→ DIRECTIONS: Tally every line featuring "name", then give that tally alone.

→ Figure record listings:
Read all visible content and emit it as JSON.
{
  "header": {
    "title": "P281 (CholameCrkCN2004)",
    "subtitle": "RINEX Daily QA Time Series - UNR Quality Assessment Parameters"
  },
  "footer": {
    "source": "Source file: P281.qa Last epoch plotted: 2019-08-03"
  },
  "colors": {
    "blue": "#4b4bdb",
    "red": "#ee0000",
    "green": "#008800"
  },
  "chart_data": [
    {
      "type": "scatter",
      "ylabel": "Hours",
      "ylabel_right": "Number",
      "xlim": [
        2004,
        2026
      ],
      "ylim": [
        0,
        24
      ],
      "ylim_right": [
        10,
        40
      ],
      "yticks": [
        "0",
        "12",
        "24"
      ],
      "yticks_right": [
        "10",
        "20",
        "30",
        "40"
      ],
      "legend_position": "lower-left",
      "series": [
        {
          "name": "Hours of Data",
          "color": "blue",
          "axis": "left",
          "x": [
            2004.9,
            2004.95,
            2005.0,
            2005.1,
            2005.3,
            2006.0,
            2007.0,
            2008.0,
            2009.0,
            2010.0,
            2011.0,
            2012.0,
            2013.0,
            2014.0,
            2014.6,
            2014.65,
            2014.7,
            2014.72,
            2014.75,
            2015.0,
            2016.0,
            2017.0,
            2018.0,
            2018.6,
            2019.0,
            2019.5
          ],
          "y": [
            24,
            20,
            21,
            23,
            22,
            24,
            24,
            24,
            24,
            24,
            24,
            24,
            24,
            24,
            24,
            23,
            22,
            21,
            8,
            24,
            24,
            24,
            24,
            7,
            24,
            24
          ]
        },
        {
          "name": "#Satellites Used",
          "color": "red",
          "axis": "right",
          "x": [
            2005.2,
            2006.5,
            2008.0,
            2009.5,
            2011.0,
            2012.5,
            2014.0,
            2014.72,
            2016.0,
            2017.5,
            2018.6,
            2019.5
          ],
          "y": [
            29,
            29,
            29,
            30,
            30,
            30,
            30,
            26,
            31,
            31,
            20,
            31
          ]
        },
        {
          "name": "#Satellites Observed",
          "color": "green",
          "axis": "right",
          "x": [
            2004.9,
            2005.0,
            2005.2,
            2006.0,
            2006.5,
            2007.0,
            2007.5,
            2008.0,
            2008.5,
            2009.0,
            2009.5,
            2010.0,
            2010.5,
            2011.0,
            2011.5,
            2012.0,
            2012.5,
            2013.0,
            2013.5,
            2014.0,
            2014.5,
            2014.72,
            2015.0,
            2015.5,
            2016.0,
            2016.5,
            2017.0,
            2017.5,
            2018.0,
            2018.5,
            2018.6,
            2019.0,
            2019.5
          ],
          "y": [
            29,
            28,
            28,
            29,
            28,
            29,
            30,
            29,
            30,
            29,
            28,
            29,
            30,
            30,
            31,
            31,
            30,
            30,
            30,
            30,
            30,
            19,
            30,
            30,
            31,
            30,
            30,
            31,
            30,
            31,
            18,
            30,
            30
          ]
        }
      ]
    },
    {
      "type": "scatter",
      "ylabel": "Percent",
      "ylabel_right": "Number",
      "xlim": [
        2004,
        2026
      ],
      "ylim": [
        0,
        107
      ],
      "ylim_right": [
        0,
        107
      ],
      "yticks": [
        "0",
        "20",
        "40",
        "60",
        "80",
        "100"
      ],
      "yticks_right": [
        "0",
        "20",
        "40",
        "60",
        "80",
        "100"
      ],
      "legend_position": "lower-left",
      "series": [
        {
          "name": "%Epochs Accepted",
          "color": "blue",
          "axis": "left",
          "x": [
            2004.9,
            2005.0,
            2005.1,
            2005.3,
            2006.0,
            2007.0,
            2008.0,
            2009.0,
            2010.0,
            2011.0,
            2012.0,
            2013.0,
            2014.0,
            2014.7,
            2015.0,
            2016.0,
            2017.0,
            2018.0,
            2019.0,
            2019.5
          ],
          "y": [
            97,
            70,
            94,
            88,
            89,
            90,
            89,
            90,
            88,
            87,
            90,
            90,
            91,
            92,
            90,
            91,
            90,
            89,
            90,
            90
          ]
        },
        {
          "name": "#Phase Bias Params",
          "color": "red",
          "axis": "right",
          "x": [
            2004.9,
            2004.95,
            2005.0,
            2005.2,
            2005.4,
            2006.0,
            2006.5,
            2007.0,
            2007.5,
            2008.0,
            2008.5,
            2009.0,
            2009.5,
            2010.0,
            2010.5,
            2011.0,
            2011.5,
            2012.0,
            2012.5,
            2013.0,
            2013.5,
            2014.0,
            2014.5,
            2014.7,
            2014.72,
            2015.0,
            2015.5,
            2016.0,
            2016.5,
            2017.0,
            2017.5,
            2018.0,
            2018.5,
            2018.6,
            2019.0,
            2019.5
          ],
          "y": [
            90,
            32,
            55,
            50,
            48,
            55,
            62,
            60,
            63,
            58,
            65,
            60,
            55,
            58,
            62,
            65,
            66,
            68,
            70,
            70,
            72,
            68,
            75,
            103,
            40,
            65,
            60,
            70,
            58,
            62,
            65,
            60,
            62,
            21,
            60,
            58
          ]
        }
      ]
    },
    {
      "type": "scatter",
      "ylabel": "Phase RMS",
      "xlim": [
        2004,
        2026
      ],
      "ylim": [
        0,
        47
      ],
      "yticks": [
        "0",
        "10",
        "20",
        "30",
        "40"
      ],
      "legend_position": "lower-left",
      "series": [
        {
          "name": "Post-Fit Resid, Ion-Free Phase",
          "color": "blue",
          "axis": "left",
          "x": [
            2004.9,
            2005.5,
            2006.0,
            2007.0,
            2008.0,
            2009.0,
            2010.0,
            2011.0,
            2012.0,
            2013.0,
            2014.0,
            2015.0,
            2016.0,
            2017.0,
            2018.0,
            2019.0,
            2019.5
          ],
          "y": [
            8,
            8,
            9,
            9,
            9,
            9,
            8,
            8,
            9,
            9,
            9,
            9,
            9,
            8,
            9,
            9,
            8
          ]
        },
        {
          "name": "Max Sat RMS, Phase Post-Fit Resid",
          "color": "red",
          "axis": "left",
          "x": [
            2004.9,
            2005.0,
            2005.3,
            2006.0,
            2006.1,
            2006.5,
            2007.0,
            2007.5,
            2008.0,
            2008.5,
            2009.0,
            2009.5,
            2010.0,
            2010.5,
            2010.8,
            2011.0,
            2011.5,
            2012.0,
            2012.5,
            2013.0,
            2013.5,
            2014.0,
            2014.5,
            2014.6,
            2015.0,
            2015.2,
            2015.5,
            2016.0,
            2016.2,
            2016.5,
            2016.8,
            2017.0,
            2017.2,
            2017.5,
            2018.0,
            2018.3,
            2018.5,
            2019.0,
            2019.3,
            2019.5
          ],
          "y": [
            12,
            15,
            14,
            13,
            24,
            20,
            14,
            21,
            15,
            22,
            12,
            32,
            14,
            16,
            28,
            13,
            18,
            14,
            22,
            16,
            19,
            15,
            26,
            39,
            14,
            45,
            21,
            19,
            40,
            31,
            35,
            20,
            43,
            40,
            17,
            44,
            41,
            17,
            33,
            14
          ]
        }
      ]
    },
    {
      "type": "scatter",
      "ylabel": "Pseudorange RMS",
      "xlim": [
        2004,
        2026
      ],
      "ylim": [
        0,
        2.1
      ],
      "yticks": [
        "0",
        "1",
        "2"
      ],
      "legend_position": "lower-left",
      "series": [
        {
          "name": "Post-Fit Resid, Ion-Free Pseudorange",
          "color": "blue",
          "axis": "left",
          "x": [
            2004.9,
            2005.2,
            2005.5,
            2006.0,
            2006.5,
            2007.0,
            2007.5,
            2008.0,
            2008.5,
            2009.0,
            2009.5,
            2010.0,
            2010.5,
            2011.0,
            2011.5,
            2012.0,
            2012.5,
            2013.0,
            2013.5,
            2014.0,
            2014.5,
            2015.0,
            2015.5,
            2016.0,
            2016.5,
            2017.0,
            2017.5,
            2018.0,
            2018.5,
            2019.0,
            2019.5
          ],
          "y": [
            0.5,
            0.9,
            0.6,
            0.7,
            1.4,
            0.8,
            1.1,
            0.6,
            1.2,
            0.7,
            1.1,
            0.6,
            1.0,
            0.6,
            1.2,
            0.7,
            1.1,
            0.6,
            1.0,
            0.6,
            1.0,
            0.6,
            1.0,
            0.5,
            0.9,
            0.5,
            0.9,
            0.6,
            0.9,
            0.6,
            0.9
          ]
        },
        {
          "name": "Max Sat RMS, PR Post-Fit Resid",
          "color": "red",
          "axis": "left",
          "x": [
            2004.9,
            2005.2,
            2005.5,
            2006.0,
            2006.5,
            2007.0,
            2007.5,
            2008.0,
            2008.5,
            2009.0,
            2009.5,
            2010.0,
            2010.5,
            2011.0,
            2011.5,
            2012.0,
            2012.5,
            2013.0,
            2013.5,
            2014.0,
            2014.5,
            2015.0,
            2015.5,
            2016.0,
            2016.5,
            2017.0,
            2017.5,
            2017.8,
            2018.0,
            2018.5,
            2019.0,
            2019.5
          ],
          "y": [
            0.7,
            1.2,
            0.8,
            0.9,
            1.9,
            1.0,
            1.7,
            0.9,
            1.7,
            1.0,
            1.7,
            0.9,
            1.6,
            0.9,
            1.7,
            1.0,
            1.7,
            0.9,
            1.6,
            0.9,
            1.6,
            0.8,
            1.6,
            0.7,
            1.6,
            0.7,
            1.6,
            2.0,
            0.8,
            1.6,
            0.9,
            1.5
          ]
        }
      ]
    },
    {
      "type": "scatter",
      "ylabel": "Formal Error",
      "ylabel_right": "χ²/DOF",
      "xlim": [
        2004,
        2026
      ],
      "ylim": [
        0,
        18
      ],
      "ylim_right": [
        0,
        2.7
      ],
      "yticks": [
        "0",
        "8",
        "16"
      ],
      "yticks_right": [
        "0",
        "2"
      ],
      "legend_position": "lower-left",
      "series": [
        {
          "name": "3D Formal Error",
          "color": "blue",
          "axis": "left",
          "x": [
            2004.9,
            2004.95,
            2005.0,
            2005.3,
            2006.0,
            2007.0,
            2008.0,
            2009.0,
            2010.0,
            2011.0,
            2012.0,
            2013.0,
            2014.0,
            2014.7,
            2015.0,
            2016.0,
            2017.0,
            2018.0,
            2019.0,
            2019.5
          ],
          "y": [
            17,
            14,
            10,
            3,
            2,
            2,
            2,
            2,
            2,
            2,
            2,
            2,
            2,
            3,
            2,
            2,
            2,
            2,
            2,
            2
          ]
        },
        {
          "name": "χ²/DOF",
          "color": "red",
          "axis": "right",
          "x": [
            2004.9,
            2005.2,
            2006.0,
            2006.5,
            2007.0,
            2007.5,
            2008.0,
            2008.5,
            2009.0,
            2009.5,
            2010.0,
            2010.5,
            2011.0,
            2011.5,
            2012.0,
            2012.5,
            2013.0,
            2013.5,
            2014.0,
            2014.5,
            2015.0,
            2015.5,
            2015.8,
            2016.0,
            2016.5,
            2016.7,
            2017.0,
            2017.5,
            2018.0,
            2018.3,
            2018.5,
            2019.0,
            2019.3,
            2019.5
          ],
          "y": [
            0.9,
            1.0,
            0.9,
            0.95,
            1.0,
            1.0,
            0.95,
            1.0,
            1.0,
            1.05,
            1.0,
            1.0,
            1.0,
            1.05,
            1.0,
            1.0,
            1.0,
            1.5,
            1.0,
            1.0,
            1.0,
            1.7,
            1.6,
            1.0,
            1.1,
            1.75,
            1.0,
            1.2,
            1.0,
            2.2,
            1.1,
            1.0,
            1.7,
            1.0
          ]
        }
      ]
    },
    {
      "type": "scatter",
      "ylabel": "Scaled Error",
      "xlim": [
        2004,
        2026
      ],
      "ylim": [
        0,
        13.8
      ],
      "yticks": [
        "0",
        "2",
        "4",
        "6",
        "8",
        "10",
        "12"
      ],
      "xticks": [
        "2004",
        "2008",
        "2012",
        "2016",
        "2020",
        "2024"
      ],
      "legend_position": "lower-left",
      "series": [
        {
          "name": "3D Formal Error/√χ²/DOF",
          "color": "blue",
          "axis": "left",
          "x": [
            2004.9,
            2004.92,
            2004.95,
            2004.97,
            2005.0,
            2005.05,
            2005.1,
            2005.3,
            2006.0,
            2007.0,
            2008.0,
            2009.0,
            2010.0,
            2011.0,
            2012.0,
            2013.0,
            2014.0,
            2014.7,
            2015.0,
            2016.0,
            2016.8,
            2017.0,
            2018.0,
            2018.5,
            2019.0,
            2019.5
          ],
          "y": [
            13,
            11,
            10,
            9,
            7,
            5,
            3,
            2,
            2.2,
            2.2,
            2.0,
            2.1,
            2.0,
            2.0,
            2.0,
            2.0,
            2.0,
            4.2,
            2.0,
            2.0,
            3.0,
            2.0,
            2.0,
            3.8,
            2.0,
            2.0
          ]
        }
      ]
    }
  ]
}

→ TASK RESPONSE: 12